Scan the data. Collect each line that contains the word "tamiz".

*** Listed records

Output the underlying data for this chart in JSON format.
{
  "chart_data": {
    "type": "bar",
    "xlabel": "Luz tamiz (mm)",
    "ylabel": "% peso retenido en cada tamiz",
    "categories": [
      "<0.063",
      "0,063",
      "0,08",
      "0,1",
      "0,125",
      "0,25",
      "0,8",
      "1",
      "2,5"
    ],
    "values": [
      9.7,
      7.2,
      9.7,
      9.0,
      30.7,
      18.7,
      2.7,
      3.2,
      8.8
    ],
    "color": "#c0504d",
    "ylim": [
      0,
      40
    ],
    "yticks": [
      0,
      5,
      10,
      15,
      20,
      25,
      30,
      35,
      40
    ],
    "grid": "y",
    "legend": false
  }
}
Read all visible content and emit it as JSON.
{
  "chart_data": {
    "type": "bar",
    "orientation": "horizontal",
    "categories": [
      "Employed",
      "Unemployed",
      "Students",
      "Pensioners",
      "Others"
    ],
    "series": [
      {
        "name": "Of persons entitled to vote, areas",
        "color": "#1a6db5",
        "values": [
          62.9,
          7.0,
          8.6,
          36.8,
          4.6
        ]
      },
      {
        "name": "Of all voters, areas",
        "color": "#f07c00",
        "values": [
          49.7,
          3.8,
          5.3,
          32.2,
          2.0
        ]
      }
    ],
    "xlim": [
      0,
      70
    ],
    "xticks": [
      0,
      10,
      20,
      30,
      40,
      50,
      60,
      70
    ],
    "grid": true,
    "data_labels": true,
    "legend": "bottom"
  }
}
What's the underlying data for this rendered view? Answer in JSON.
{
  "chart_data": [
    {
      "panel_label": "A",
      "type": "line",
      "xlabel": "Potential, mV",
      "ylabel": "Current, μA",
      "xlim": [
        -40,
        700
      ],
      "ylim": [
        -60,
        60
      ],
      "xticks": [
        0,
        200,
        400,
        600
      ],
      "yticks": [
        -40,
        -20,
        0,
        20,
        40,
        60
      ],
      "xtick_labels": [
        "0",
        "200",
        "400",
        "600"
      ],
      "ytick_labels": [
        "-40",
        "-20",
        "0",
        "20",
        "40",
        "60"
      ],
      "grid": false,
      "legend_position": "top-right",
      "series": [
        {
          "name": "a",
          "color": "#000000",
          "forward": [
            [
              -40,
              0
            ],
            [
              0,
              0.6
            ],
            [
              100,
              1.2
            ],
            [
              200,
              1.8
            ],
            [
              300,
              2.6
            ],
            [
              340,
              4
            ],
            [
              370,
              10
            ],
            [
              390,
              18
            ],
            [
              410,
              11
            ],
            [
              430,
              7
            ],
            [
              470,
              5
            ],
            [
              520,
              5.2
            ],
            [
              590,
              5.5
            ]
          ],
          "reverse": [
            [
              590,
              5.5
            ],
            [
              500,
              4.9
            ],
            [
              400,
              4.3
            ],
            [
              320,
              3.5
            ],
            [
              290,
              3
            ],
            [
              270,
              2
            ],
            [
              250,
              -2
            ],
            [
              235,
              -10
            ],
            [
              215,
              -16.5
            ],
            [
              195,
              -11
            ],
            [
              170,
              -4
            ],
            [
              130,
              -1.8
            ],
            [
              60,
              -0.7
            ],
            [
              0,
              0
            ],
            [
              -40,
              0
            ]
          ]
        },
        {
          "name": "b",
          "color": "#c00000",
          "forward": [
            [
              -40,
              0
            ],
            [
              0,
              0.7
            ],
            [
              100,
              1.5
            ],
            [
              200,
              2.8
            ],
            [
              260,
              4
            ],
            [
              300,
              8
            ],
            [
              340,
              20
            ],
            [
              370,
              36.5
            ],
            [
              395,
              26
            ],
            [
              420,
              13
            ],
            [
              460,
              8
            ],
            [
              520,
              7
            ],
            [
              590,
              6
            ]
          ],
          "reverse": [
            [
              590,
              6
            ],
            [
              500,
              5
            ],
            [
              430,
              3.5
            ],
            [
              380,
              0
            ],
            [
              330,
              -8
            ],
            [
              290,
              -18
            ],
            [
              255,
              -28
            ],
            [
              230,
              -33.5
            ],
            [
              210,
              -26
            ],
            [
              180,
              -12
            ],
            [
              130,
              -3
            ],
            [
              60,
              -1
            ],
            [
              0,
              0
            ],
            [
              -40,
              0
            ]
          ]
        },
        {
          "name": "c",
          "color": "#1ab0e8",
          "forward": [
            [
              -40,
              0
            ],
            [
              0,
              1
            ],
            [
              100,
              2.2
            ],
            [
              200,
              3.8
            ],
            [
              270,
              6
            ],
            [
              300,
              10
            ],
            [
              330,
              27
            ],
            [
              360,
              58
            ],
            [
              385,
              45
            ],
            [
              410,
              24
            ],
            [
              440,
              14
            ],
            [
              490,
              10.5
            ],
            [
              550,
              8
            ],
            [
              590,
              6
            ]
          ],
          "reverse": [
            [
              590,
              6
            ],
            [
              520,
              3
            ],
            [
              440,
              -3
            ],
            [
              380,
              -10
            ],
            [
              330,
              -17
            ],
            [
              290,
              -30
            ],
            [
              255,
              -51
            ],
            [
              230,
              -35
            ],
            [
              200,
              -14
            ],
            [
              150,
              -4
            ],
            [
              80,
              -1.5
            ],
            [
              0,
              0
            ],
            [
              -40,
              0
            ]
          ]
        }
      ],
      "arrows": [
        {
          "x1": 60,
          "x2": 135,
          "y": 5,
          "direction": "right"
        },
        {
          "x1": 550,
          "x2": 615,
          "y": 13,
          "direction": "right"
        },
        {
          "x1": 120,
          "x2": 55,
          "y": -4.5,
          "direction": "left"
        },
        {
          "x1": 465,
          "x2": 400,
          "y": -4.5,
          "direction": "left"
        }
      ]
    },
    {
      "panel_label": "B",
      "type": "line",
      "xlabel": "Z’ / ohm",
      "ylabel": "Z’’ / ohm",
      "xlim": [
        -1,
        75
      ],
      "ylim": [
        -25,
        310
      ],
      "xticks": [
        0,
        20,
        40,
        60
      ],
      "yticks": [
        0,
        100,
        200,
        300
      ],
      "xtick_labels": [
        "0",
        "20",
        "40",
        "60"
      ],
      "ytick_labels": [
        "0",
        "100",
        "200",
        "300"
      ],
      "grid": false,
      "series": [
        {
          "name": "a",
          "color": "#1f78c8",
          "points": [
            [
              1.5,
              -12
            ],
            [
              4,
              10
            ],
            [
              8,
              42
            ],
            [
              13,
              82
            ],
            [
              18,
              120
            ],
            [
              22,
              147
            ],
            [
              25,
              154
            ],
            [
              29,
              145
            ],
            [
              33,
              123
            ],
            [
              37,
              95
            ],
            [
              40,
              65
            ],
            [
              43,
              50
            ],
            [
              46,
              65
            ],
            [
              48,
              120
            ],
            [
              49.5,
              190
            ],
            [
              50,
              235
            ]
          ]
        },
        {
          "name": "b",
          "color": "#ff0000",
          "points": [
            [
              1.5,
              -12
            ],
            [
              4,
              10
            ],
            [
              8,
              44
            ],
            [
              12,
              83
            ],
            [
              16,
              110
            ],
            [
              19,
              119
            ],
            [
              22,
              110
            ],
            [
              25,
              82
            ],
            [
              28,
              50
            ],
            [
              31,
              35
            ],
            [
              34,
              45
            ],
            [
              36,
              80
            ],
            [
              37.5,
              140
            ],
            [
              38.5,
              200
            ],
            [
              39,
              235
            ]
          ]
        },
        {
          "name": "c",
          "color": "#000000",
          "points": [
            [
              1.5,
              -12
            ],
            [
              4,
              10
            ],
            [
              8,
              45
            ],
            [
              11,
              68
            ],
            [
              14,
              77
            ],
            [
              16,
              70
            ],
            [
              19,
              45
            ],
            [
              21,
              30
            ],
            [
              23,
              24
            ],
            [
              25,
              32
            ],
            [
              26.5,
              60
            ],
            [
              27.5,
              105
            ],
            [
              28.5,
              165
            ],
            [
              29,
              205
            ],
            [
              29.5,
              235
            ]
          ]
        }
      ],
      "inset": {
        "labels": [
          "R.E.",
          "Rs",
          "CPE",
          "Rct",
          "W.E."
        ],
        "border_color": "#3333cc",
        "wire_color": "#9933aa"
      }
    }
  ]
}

******

● Result
    "xlabel": "Luz tamiz (mm)",
    "ylabel": "% peso retenido en cada tamiz",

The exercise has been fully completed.